Figure record extracts
★ ★ ★
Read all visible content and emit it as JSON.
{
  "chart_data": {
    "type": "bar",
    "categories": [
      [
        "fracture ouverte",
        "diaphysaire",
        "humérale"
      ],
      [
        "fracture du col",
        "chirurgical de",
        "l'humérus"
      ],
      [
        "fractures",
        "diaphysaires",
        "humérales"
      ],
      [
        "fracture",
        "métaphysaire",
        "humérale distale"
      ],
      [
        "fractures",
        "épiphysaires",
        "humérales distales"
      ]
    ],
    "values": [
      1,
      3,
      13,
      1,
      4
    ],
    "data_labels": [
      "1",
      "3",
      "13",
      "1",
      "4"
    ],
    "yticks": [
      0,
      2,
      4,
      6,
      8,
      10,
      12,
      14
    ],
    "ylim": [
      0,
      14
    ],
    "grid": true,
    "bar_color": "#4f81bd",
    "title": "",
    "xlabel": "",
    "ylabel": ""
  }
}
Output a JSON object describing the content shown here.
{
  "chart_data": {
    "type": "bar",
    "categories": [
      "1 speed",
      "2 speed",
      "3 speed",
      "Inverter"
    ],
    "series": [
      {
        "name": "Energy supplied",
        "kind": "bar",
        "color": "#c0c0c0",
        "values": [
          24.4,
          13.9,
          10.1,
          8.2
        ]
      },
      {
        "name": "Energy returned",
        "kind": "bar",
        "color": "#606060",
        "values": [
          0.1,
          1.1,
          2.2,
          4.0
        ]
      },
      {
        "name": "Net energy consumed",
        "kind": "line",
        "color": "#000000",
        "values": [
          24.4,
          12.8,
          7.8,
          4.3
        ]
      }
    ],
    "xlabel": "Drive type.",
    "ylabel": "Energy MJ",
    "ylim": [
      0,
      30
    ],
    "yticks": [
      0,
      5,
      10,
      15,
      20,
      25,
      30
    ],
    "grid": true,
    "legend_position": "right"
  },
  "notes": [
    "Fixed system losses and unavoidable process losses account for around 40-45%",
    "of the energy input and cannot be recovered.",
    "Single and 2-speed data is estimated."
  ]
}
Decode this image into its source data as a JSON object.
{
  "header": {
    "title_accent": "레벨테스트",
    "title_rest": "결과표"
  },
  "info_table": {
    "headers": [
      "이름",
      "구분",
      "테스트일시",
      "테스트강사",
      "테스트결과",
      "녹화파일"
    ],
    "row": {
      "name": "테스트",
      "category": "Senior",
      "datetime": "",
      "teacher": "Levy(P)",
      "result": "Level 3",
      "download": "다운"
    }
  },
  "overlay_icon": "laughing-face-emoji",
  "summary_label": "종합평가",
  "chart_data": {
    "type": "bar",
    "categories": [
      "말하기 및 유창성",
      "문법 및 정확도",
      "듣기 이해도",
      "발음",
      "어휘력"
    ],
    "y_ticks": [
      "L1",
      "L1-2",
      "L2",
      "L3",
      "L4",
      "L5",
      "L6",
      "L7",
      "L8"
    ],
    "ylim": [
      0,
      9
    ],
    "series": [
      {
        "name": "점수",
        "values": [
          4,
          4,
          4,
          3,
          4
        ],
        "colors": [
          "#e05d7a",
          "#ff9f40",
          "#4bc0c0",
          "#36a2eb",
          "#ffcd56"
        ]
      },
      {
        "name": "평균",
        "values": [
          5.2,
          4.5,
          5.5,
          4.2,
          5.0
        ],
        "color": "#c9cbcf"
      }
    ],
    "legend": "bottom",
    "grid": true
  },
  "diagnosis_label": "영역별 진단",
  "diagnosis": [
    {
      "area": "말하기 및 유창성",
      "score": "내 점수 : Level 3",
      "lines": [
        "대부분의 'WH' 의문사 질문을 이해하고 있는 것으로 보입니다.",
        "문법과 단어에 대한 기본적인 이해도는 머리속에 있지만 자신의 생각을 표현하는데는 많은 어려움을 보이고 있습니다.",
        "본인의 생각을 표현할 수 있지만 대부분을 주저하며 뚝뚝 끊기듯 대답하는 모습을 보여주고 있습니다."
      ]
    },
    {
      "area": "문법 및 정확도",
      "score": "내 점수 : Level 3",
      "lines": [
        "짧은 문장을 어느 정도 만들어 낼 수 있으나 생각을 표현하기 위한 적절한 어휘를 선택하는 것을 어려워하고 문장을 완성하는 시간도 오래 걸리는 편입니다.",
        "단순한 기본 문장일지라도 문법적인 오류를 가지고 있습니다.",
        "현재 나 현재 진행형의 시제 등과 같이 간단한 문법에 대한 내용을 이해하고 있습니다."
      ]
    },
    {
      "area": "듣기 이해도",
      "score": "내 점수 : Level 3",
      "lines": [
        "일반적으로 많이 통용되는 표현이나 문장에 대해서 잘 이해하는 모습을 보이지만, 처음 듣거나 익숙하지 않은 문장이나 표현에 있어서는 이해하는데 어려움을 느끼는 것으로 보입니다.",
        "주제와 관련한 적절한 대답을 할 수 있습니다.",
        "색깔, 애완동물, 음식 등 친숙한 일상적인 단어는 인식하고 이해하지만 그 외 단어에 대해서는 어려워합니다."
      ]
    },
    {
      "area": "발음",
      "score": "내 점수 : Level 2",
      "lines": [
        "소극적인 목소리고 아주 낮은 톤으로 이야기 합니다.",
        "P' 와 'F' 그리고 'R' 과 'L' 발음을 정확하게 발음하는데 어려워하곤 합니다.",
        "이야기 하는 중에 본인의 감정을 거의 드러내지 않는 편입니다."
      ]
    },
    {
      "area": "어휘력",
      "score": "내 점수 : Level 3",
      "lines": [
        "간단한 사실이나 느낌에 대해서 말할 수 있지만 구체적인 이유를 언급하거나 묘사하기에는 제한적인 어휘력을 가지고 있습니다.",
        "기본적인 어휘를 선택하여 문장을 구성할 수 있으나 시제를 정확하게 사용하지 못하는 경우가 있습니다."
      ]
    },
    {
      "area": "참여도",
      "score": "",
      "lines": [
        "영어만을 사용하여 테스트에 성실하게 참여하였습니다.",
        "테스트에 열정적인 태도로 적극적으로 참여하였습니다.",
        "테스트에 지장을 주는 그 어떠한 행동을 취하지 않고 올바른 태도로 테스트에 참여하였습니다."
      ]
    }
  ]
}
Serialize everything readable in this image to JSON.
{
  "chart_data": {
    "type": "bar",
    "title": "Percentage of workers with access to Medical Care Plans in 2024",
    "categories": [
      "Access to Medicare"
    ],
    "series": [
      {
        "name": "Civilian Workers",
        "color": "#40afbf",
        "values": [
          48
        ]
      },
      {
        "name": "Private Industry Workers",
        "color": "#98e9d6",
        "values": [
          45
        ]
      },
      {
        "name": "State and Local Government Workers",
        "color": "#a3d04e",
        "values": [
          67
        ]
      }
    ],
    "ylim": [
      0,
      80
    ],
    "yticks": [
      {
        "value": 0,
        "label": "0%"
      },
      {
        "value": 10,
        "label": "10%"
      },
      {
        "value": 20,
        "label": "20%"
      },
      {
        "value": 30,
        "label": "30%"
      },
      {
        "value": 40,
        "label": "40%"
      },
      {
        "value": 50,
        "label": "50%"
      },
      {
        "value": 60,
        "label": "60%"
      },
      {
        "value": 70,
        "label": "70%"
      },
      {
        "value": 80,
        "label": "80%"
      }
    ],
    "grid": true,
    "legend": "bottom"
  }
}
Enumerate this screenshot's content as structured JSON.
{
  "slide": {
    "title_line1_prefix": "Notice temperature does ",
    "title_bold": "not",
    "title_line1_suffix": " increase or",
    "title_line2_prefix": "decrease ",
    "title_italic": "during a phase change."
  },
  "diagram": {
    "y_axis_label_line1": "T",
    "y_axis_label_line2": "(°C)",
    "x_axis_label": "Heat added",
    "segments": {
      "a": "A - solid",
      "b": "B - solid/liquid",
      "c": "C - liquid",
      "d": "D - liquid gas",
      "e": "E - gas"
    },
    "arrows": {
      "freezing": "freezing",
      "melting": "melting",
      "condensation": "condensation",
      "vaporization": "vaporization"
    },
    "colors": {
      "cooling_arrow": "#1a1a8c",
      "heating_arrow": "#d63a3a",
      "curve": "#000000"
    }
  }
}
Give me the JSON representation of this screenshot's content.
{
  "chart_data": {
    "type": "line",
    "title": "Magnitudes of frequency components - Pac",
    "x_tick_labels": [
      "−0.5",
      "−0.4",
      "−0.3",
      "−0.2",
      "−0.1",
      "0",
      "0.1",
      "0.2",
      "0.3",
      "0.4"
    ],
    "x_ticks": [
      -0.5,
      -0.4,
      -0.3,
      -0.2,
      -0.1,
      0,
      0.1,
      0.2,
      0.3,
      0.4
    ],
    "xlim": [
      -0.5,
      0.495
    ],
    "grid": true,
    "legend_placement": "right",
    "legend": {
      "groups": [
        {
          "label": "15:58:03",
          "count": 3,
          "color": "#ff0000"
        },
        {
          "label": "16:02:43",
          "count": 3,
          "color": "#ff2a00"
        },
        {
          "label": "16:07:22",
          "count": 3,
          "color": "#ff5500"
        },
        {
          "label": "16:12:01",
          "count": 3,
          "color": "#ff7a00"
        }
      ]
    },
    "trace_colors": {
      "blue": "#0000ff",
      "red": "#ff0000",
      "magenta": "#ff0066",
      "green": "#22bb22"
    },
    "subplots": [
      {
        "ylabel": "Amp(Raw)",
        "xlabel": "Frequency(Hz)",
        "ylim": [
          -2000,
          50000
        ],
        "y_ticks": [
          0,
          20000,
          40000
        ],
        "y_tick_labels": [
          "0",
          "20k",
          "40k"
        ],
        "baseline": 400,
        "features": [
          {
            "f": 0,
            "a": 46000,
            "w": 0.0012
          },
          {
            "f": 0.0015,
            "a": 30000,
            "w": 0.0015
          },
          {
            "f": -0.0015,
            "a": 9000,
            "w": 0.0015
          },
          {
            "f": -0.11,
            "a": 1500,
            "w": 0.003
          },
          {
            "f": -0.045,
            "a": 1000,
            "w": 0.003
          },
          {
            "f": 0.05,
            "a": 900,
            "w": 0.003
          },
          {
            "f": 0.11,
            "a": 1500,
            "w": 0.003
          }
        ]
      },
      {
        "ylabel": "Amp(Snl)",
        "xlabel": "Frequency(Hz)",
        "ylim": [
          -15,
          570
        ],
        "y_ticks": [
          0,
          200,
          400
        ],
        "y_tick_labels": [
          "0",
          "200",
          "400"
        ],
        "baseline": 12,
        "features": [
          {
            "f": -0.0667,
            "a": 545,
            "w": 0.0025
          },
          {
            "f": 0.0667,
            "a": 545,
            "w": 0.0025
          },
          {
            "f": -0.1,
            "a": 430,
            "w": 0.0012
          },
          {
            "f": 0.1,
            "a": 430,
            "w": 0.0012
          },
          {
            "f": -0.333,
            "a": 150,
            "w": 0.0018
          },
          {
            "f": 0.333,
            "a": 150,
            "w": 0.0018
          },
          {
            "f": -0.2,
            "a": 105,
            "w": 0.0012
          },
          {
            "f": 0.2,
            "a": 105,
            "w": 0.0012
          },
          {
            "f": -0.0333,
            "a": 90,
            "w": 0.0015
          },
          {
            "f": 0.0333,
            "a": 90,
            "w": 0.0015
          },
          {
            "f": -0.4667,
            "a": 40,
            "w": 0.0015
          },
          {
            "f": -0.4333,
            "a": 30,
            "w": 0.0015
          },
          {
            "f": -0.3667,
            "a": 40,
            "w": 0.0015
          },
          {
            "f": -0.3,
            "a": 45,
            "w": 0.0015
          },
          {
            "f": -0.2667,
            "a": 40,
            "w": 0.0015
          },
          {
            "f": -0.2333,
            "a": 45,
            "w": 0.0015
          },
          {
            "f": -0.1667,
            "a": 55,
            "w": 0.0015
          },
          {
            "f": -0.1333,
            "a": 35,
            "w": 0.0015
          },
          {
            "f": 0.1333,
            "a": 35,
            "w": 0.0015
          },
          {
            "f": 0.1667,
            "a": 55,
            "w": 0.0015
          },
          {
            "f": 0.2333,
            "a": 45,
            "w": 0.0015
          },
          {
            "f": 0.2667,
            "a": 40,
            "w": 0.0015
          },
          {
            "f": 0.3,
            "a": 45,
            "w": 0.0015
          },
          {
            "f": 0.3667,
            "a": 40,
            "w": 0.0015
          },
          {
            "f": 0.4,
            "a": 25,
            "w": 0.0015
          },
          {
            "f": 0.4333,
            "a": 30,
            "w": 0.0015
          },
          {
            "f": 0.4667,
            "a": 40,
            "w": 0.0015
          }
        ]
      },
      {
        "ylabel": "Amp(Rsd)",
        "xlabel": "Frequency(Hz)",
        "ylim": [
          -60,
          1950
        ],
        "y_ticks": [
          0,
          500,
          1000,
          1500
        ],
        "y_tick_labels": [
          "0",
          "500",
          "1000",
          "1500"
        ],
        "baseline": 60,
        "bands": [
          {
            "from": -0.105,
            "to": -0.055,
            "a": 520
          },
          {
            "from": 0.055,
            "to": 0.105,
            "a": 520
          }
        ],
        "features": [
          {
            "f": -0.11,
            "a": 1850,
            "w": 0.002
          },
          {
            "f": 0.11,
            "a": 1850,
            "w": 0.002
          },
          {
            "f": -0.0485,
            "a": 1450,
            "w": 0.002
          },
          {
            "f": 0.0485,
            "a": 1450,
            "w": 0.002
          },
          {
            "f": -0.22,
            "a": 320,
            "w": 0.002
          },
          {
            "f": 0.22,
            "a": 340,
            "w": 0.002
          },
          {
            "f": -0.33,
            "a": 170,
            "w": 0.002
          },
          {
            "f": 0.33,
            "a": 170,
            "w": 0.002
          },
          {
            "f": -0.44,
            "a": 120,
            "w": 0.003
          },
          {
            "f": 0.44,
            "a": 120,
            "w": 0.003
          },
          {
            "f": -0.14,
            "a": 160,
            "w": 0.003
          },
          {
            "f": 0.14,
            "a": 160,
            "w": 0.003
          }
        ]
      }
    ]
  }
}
★ ★ ★
▶ **Written exercise**
Filter out every line that lacks the word "this", and copy the rest.

▶ **Complete response**
Decode this image into its source data as a JSON object.
Serialize everything readable in this image to JSON.
Enumerate this screenshot's content as structured JSON.
Give me the JSON representation of this screenshot's content.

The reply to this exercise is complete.